• **Request**:
Skip the pictures and extract all of the lines exactly as written.
=== Data section ===
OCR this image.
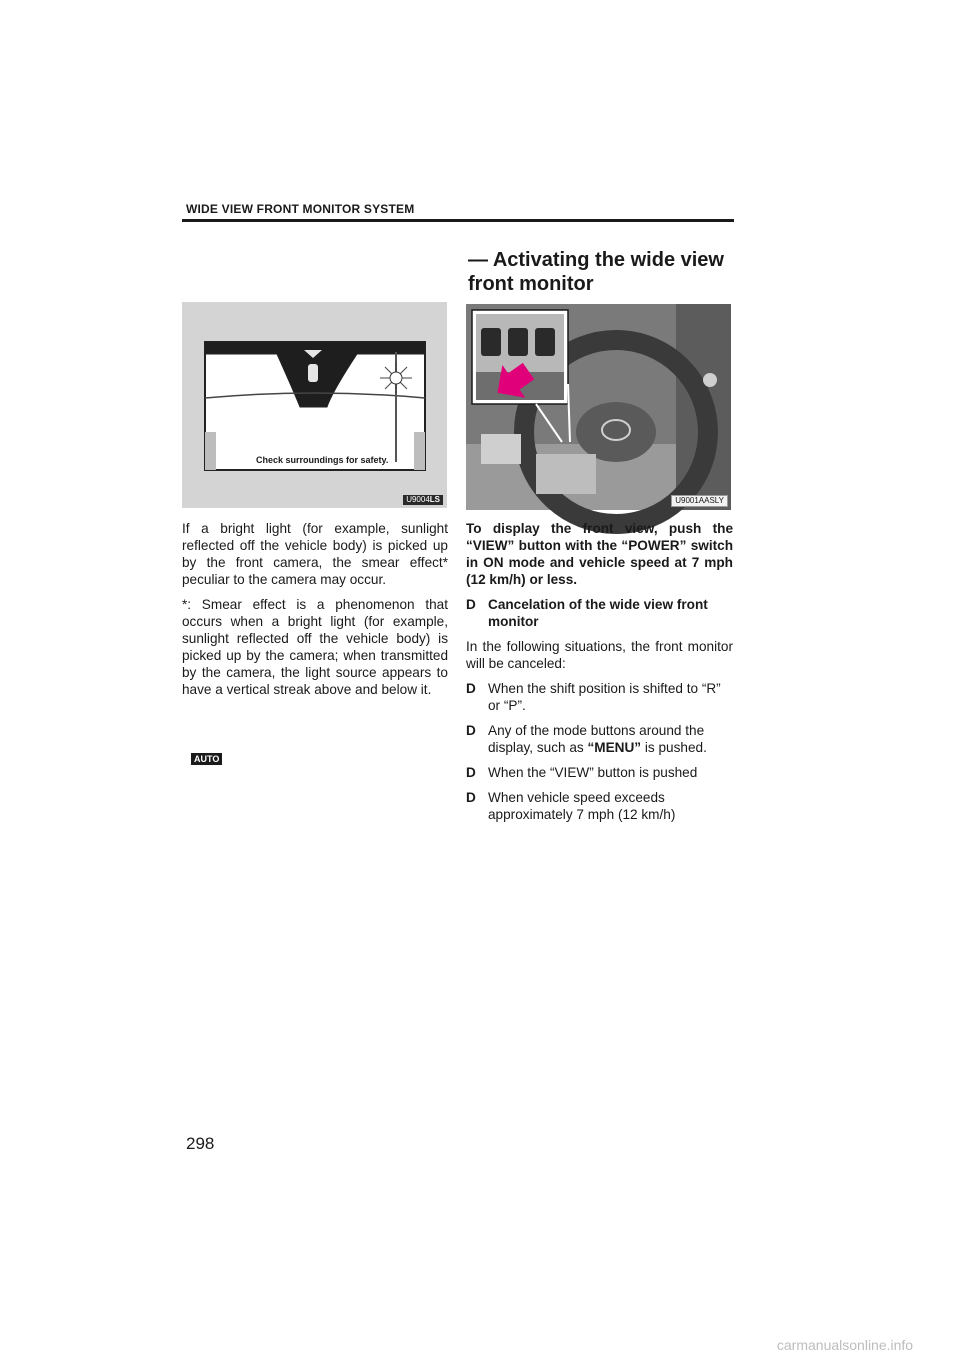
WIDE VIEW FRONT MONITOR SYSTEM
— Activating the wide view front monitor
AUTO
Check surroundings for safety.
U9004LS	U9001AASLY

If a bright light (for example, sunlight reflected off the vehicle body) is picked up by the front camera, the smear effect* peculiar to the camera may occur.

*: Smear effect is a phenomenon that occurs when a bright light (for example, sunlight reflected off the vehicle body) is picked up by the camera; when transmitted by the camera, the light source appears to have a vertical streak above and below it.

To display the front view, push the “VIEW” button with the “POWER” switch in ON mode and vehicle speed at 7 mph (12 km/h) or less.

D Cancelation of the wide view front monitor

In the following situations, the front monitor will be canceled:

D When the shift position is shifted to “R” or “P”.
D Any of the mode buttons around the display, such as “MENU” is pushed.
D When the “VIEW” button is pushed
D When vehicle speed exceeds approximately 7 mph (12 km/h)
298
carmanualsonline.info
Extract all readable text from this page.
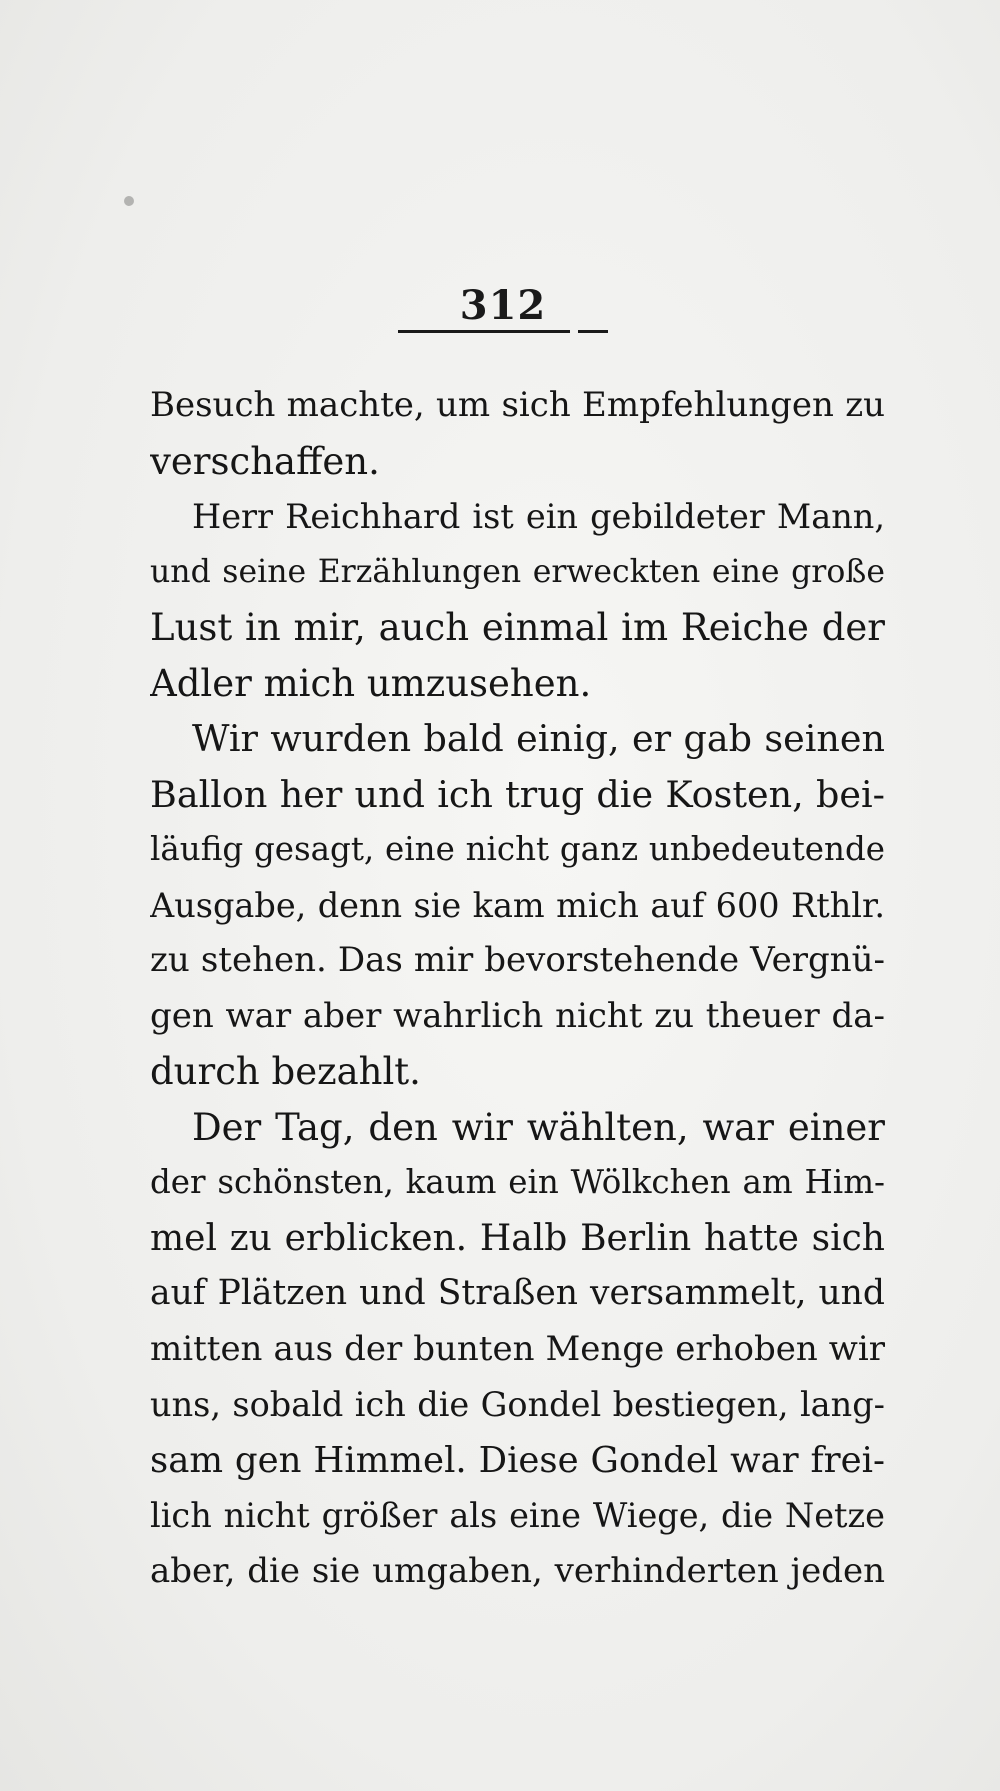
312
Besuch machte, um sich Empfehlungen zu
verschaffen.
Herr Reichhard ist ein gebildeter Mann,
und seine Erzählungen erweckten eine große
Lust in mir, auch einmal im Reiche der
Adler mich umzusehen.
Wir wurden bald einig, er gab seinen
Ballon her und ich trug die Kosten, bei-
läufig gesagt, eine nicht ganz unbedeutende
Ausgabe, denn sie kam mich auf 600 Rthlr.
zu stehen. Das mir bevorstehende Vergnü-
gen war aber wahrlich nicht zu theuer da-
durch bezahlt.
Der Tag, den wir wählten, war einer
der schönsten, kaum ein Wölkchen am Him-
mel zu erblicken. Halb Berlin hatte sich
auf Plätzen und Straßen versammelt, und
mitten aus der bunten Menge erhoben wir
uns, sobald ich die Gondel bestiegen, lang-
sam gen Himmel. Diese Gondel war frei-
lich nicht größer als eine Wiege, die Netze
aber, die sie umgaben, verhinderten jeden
===
• **Expected answer**:
OCR this image.
WIDE VIEW FRONT MONITOR SYSTEM
— Activating the wide view front monitor
AUTO
Check surroundings for safety.
U9004LS	U9001AASLY

If a bright light (for example, sunlight reflected off the vehicle body) is picked up by the front camera, the smear effect* peculiar to the camera may occur.

*: Smear effect is a phenomenon that occurs when a bright light (for example, sunlight reflected off the vehicle body) is picked up by the camera; when transmitted by the camera, the light source appears to have a vertical streak above and below it.

To display the front view, push the “VIEW” button with the “POWER” switch in ON mode and vehicle speed at 7 mph (12 km/h) or less.

D Cancelation of the wide view front monitor

In the following situations, the front monitor will be canceled:

D When the shift position is shifted to “R” or “P”.
D Any of the mode buttons around the display, such as “MENU” is pushed.
D When the “VIEW” button is pushed
D When vehicle speed exceeds approximately 7 mph (12 km/h)
298
carmanualsonline.info
Extract all readable text from this page.
312
Besuch machte, um sich Empfehlungen zu
verschaffen.
Herr Reichhard ist ein gebildeter Mann,
und seine Erzählungen erweckten eine große
Lust in mir, auch einmal im Reiche der
Adler mich umzusehen.
Wir wurden bald einig, er gab seinen
Ballon her und ich trug die Kosten, bei-
läufig gesagt, eine nicht ganz unbedeutende
Ausgabe, denn sie kam mich auf 600 Rthlr.
zu stehen. Das mir bevorstehende Vergnü-
gen war aber wahrlich nicht zu theuer da-
durch bezahlt.
Der Tag, den wir wählten, war einer
der schönsten, kaum ein Wölkchen am Him-
mel zu erblicken. Halb Berlin hatte sich
auf Plätzen und Straßen versammelt, und
mitten aus der bunten Menge erhoben wir
uns, sobald ich die Gondel bestiegen, lang-
sam gen Himmel. Diese Gondel war frei-
lich nicht größer als eine Wiege, die Netze
aber, die sie umgaben, verhinderten jeden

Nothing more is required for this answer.